**The exercise:** Return the number of lines that include the string "document", without any other text.

————————

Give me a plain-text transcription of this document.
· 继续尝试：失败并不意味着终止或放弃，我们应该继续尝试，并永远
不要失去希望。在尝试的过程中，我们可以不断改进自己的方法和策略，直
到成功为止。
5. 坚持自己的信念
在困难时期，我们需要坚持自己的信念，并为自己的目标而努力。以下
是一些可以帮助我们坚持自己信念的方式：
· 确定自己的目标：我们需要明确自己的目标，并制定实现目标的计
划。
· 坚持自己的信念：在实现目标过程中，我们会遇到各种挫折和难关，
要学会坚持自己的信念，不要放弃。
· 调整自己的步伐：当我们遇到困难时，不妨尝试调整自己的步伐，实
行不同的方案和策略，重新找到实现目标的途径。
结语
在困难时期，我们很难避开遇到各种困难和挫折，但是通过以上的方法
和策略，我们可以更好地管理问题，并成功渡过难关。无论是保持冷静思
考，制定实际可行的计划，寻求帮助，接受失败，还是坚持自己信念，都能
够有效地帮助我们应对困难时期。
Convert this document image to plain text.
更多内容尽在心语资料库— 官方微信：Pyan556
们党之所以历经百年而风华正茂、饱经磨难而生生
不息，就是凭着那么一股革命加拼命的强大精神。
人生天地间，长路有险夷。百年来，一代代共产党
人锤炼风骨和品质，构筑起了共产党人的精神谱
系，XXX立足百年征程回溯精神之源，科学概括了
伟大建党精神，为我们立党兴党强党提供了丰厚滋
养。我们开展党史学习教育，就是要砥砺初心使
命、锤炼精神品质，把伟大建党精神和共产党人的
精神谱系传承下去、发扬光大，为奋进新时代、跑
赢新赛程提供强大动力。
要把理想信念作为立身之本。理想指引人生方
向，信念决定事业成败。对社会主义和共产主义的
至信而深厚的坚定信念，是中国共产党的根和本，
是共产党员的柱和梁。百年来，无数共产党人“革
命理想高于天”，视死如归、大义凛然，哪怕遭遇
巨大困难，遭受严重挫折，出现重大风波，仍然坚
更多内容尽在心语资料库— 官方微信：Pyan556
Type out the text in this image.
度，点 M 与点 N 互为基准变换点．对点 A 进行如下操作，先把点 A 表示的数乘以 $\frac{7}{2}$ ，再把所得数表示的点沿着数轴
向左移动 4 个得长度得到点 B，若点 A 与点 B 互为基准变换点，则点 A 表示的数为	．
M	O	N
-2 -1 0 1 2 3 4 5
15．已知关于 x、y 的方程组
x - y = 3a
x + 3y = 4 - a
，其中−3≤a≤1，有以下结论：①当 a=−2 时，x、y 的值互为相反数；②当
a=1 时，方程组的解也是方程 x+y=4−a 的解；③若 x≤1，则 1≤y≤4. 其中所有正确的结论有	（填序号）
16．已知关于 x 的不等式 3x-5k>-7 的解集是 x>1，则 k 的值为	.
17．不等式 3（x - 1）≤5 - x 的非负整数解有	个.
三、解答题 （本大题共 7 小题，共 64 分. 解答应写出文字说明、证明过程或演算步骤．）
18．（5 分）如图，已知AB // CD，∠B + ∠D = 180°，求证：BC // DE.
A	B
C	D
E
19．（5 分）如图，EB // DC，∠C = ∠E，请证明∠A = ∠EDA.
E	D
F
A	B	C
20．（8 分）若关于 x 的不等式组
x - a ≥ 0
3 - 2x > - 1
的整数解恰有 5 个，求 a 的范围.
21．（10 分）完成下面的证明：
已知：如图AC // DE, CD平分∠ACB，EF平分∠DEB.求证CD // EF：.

————————

**Written reply:** 2